§ **Direction 1**: Copy out word for word the entries from the line with "extract all elements" to the line with "binding-hole <box>67 539 75 552</box>", both of those lines included.

_____

Tag: debugger

Entries for tag "debugger", ordered from most recent. Entry count: 3.

Warning! Some information on this page is older than 5 years now. I keep it for reference, but it probably doesn't reflect my current knowledge and beliefs.

Pages: 1

# The Importance of Good Debugging Tools

05:29
Thu
28
May 2015

Robert L. Glass wrote an interesting article "Frequently Forgotten Fundamental Facts about Software Engineering". While I am aware he is far more experienced than me and he has sources to backup his opinions, I dare to disagree with following paragraph:

T1. Most software tool and technique improvements account for about a 5- to 30-percent increase in productivity and quality. But at one time or another, most of these improvements have been claimed by someone to have "order of magnitude" (factor of 10) benefits. Hype is the plague on the house of software.

_____

§ **Direction 2**: Reproduce the debugger tag page from "Entries for tag" to "knowledge and beliefs.", substituting "content" for "information".

§ **Data supplied**:
_____

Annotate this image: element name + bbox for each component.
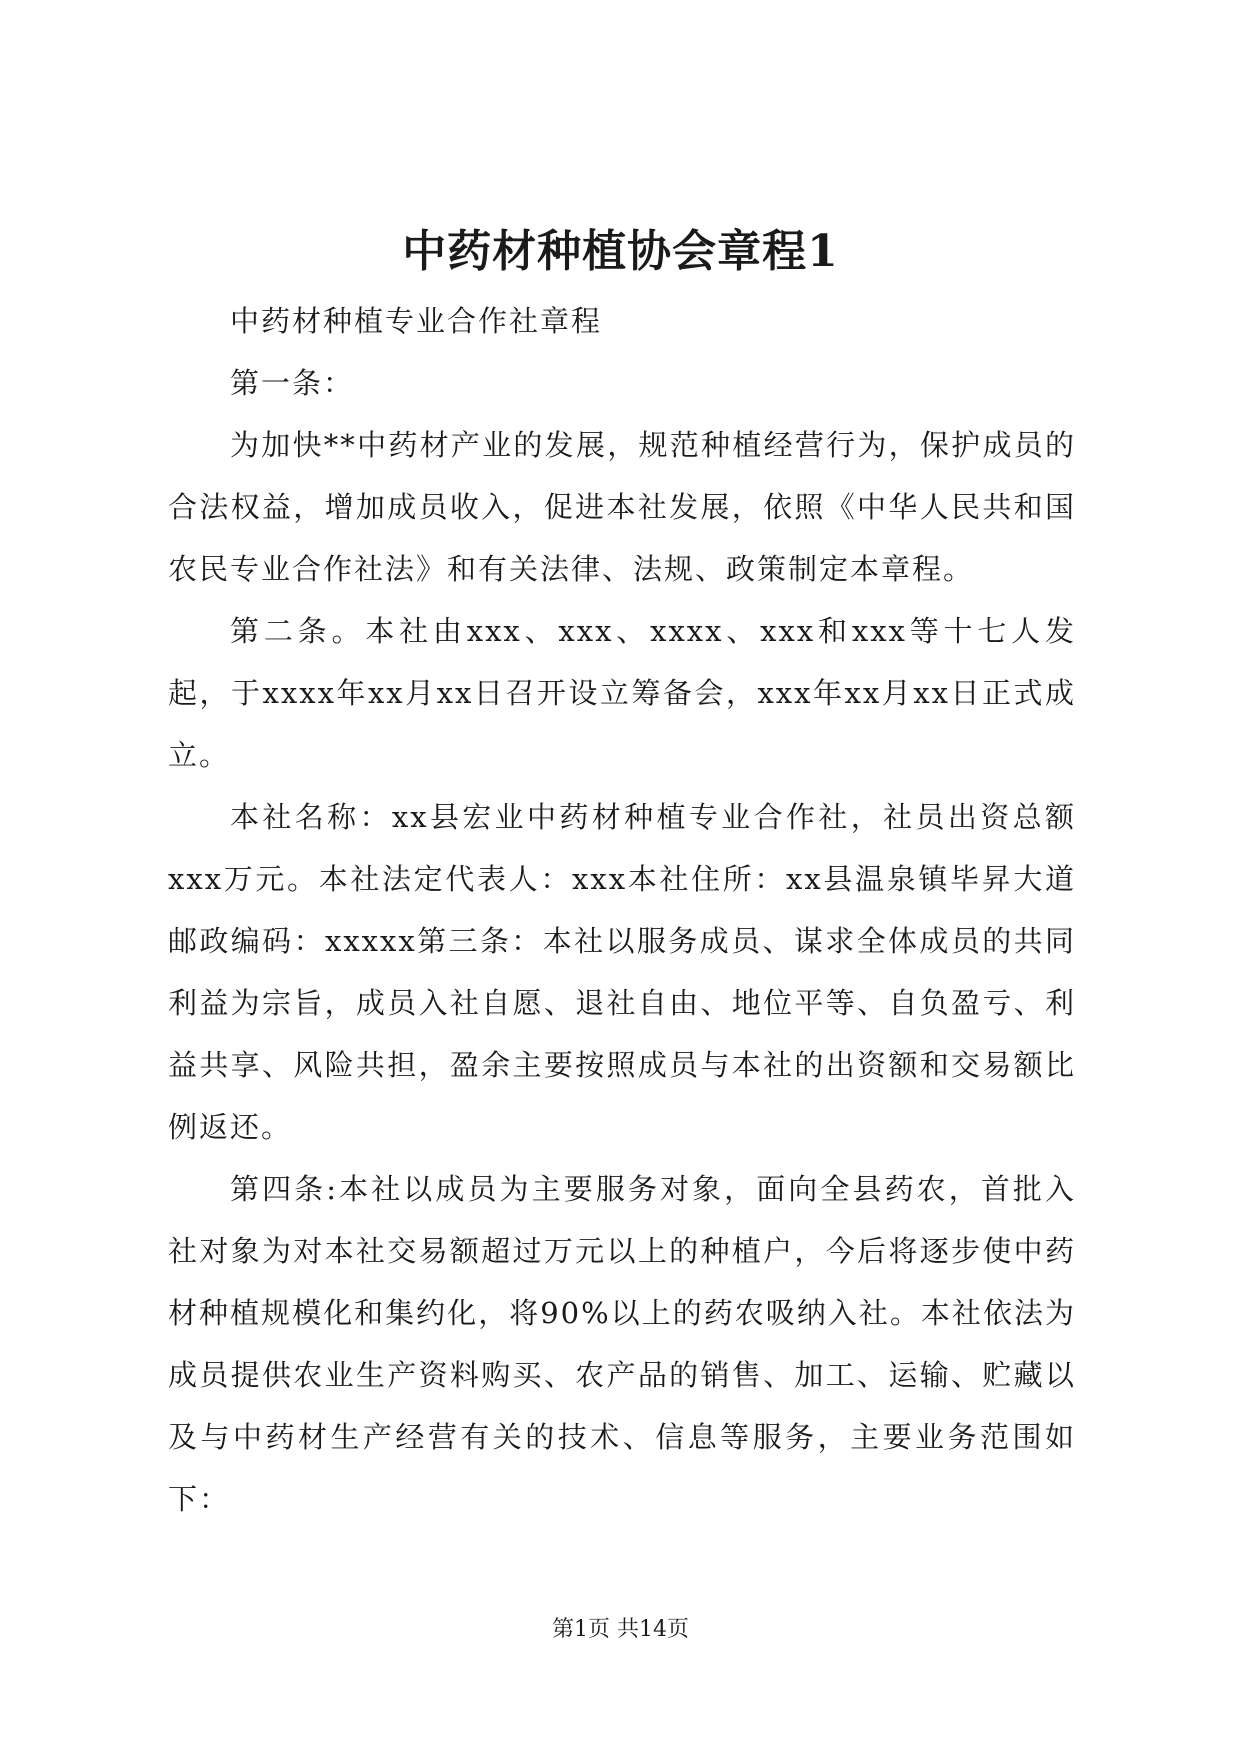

_____

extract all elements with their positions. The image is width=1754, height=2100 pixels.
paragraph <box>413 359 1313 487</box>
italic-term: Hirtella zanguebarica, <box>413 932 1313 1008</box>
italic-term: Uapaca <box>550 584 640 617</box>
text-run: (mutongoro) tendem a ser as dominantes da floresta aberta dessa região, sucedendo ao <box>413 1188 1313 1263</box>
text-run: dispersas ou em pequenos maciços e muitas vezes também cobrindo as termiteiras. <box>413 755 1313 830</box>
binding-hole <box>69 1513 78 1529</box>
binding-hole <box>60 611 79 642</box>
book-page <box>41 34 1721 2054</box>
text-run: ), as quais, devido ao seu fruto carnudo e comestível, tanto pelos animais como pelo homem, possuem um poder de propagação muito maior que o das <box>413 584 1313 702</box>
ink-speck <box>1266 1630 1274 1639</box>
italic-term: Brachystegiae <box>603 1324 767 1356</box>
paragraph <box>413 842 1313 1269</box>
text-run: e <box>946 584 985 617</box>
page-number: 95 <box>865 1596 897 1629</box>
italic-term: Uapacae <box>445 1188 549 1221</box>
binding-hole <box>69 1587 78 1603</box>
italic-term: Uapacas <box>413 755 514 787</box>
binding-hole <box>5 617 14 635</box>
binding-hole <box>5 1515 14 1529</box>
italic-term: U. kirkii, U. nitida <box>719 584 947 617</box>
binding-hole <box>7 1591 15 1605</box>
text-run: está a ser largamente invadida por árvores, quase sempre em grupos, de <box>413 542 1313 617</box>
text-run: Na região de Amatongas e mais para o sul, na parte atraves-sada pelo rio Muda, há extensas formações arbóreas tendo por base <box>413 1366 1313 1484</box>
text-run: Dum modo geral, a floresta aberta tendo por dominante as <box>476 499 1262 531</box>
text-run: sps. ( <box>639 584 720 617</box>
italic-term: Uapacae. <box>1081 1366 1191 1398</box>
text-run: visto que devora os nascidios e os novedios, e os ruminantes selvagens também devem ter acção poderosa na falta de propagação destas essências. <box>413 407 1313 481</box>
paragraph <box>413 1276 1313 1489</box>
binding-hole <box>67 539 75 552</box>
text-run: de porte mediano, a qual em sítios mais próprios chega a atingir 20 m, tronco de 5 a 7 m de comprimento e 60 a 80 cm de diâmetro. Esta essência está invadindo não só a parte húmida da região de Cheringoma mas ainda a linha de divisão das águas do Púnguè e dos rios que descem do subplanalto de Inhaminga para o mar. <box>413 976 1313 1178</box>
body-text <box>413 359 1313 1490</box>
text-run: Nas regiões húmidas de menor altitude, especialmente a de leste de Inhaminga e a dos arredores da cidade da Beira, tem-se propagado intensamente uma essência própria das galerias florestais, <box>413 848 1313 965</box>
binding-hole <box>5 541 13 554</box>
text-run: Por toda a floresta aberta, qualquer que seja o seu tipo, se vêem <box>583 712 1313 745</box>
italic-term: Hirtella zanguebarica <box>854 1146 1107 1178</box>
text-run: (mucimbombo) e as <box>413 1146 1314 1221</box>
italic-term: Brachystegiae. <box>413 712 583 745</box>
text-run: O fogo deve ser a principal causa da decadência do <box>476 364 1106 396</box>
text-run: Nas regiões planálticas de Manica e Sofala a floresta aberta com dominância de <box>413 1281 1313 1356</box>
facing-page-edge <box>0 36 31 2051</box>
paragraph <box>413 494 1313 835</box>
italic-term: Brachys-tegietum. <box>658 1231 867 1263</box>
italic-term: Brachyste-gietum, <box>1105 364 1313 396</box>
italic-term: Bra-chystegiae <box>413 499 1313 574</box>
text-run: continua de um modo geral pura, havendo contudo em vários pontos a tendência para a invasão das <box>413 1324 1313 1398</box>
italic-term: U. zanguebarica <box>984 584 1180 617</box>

_____

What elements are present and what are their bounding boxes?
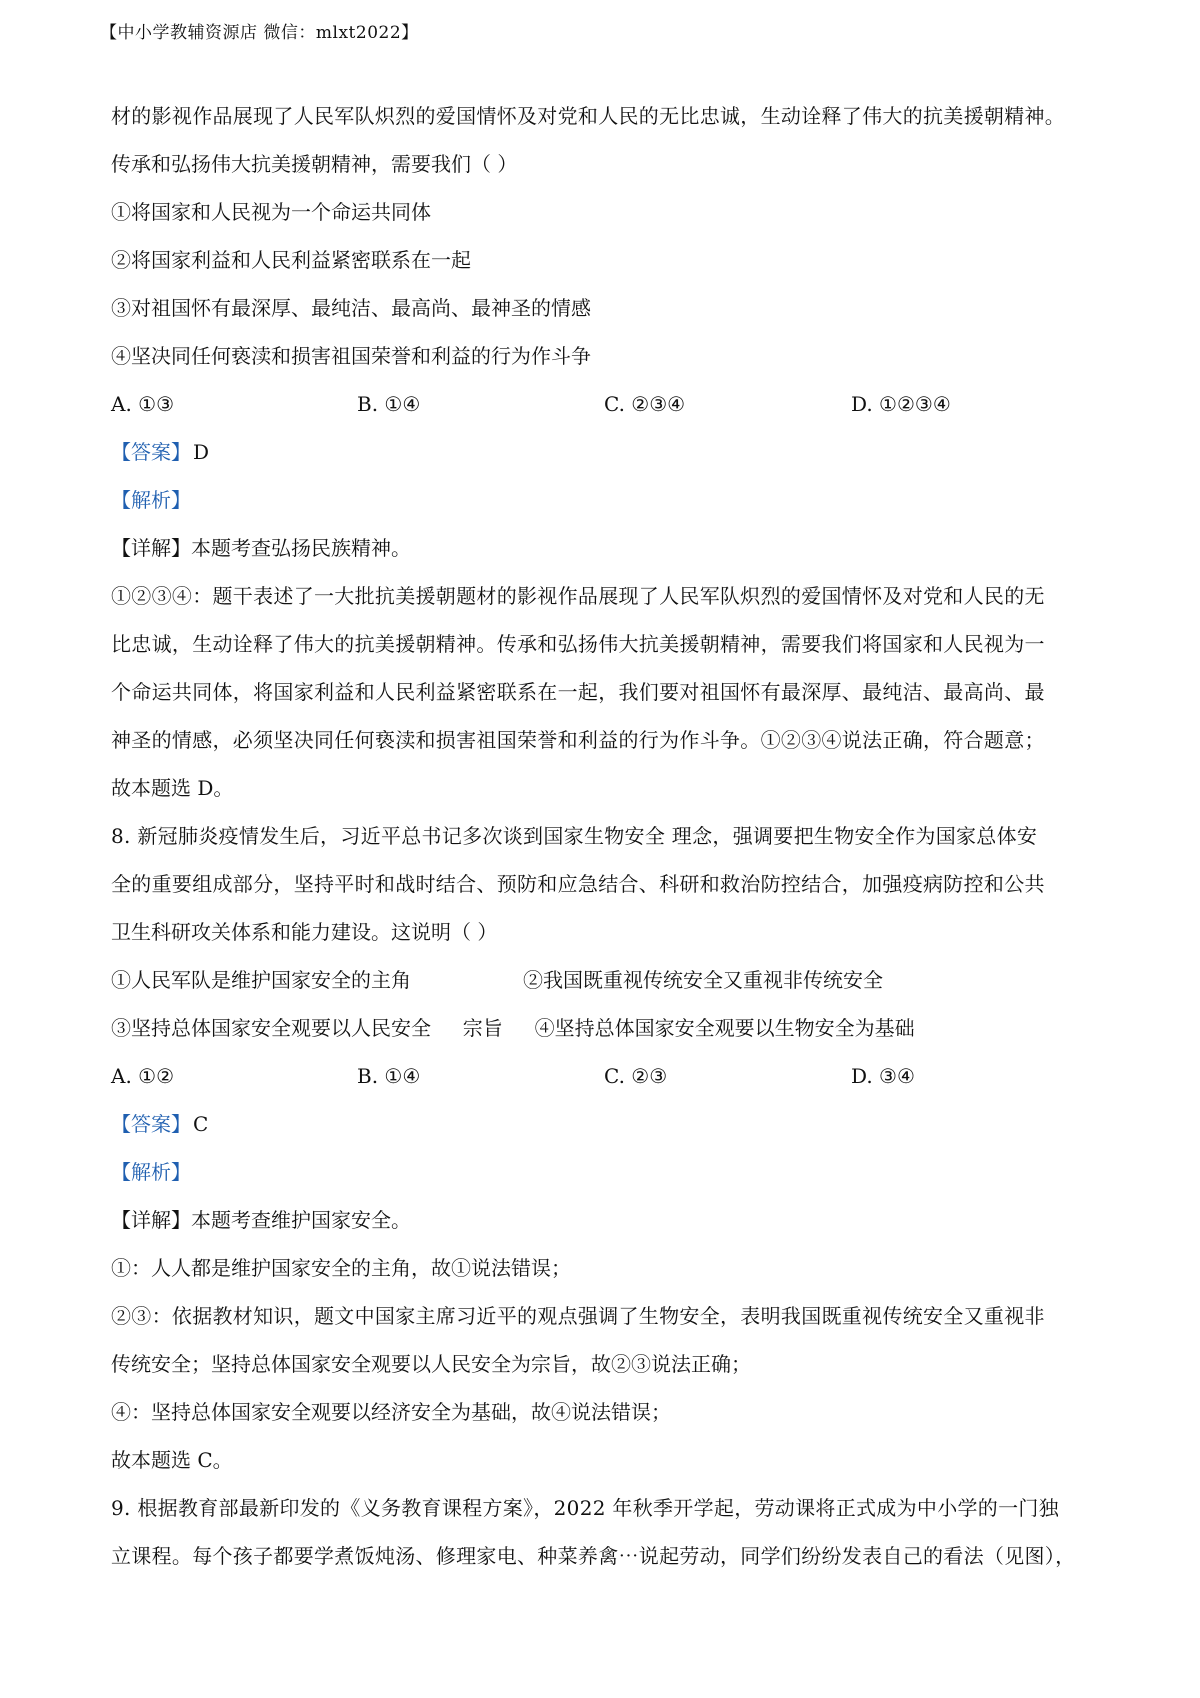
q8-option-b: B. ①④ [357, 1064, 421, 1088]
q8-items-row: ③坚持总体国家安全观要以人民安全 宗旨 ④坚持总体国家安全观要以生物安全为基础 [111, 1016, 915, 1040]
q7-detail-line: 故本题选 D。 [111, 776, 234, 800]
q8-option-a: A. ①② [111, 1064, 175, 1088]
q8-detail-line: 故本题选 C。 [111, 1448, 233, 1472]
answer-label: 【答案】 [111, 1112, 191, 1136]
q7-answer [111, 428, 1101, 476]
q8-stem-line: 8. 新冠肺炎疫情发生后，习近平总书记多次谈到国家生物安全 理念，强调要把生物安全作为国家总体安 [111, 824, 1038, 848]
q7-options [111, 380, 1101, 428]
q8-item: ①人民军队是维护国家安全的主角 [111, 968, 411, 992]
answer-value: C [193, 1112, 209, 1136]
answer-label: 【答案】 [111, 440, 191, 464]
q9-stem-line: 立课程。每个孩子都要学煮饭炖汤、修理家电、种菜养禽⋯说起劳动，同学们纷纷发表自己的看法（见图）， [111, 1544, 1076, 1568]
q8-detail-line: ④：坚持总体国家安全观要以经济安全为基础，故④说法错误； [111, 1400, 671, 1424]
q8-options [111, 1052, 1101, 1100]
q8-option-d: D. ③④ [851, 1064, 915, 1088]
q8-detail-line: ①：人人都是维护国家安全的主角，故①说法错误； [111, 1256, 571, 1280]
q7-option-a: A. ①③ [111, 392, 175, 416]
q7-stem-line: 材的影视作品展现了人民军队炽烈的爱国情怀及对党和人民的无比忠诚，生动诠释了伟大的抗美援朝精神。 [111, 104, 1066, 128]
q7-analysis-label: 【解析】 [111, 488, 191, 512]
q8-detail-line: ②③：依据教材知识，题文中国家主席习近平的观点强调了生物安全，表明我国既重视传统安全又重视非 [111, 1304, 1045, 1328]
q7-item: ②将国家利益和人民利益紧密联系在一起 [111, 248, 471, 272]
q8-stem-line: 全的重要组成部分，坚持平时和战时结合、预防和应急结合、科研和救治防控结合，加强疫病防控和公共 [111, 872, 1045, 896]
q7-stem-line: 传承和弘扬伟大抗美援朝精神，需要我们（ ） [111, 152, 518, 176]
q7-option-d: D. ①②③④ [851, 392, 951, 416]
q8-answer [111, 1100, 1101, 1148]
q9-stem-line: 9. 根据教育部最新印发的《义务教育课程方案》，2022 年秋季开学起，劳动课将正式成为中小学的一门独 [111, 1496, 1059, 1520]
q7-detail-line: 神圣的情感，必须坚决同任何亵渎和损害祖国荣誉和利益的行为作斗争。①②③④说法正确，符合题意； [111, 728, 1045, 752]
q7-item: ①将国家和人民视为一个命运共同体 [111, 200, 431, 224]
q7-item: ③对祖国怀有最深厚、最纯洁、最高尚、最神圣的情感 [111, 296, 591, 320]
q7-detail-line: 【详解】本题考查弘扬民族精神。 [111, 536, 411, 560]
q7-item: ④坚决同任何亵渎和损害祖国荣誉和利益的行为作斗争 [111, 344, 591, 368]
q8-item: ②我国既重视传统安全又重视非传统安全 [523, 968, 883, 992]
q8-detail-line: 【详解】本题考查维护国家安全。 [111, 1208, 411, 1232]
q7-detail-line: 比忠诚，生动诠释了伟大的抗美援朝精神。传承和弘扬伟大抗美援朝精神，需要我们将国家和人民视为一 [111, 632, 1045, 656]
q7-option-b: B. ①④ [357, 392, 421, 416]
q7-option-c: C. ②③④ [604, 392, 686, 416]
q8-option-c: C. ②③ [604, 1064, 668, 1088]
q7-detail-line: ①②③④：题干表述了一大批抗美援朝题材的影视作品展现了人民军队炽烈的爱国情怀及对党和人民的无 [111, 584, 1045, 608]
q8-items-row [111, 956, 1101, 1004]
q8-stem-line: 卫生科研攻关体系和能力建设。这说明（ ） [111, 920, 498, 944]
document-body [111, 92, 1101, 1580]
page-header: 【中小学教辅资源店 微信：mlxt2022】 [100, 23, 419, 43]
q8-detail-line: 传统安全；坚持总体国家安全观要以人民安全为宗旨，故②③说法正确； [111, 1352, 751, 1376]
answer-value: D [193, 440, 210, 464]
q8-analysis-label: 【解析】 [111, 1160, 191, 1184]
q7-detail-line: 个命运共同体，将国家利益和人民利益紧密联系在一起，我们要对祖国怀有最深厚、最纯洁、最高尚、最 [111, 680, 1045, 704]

_____

§ **Written reply 1**:
extract all elements with their positions. The image is width=1754, height=2100 pixels.
paragraph <box>413 359 1313 487</box>
italic-term: Hirtella zanguebarica, <box>413 932 1313 1008</box>
italic-term: Uapaca <box>550 584 640 617</box>
text-run: (mutongoro) tendem a ser as dominantes da floresta aberta dessa região, sucedendo ao <box>413 1188 1313 1263</box>
text-run: dispersas ou em pequenos maciços e muitas vezes também cobrindo as termiteiras. <box>413 755 1313 830</box>
binding-hole <box>69 1513 78 1529</box>
binding-hole <box>60 611 79 642</box>
book-page <box>41 34 1721 2054</box>
text-run: ), as quais, devido ao seu fruto carnudo e comestível, tanto pelos animais como pelo homem, possuem um poder de propagação muito maior que o das <box>413 584 1313 702</box>
ink-speck <box>1266 1630 1274 1639</box>
italic-term: Brachystegiae <box>603 1324 767 1356</box>
paragraph <box>413 842 1313 1269</box>
text-run: e <box>946 584 985 617</box>
page-number: 95 <box>865 1596 897 1629</box>
italic-term: Uapacae <box>445 1188 549 1221</box>
binding-hole <box>69 1587 78 1603</box>
italic-term: Uapacas <box>413 755 514 787</box>
binding-hole <box>5 617 14 635</box>
binding-hole <box>5 1515 14 1529</box>
italic-term: U. kirkii, U. nitida <box>719 584 947 617</box>
binding-hole <box>7 1591 15 1605</box>
text-run: está a ser largamente invadida por árvores, quase sempre em grupos, de <box>413 542 1313 617</box>
text-run: Na região de Amatongas e mais para o sul, na parte atraves-sada pelo rio Muda, há extensas formações arbóreas tendo por base <box>413 1366 1313 1484</box>
text-run: Dum modo geral, a floresta aberta tendo por dominante as <box>476 499 1262 531</box>
text-run: sps. ( <box>639 584 720 617</box>
italic-term: Uapacae. <box>1081 1366 1191 1398</box>
text-run: visto que devora os nascidios e os novedios, e os ruminantes selvagens também devem ter acção poderosa na falta de propagação destas essências. <box>413 407 1313 481</box>
paragraph <box>413 1276 1313 1489</box>
binding-hole <box>67 539 75 552</box>

§ **Written reply 2**:
Entries for tag "debugger", ordered from most recent. Entry count: 3.

Warning! Some content on this page is older than 5 years now. I keep it for reference, but it probably doesn't reflect my current knowledge and beliefs.